(Dataset rows about figures)
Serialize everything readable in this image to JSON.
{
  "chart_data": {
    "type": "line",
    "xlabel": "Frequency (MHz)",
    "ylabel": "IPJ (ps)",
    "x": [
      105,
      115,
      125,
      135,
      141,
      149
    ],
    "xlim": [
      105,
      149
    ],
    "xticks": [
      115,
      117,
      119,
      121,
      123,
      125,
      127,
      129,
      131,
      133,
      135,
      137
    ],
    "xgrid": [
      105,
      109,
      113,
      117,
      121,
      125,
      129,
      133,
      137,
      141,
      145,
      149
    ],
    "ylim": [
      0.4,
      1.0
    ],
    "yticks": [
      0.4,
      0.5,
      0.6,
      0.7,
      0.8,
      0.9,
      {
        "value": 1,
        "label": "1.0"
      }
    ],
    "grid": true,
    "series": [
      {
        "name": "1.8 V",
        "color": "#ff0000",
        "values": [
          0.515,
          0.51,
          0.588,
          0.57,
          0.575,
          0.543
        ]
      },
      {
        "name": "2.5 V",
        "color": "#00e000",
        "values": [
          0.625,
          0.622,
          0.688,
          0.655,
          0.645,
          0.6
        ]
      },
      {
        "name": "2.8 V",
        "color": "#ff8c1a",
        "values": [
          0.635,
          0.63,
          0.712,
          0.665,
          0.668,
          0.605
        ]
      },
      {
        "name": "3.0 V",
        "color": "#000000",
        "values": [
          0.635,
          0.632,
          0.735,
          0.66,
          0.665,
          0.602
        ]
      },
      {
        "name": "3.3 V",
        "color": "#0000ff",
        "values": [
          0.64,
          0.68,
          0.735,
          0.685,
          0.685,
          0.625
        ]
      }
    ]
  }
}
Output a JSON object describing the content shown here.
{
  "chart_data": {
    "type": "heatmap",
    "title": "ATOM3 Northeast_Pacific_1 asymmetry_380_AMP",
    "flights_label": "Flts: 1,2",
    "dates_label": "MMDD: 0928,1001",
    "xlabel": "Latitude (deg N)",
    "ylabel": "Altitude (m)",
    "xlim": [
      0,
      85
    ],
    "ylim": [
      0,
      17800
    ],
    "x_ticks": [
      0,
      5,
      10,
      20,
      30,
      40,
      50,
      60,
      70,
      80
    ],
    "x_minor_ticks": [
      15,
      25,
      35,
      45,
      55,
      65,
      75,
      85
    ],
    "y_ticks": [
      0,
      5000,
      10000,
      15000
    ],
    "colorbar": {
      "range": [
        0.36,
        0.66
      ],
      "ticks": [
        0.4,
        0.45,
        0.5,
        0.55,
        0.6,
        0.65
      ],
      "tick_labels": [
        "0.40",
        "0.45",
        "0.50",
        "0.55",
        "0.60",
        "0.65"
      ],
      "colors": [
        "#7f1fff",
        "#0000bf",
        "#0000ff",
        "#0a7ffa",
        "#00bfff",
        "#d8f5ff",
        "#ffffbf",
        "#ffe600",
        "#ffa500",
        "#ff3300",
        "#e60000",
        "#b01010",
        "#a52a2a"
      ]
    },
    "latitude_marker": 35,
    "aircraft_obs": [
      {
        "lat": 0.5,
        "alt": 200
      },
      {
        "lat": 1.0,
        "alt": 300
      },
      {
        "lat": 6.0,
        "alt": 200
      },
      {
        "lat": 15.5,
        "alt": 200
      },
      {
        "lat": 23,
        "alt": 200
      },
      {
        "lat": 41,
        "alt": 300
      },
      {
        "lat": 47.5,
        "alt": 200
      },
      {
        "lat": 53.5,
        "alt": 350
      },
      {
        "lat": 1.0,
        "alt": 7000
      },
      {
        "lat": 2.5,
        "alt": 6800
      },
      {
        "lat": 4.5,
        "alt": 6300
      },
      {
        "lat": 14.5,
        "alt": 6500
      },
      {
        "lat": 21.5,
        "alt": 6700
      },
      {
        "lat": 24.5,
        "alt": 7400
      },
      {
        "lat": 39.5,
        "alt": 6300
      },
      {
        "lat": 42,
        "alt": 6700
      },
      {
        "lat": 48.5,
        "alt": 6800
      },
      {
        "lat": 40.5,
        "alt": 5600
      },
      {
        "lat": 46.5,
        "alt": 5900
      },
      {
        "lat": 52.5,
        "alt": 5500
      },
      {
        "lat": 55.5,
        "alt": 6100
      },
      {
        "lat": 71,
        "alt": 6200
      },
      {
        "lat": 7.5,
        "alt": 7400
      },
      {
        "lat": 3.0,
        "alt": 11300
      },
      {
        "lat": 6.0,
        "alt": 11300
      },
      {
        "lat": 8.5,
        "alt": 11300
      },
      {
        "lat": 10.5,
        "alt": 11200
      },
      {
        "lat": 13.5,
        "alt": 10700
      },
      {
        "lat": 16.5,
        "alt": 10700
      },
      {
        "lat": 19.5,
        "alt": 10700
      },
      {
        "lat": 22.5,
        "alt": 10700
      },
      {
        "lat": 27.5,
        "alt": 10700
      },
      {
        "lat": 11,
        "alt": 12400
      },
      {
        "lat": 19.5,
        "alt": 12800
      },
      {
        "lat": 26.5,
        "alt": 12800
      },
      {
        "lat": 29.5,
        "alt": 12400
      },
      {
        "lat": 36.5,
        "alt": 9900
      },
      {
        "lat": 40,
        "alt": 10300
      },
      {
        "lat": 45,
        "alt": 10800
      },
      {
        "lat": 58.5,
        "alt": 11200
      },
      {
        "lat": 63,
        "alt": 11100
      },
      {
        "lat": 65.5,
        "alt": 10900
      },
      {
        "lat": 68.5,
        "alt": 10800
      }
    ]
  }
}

> **What you will do**:
Copy out the lines that hold "name".

> **Correct answer**:
        "name": "1.8 V",
        "name": "2.5 V",
        "name": "2.8 V",
        "name": "3.0 V",
        "name": "3.3 V",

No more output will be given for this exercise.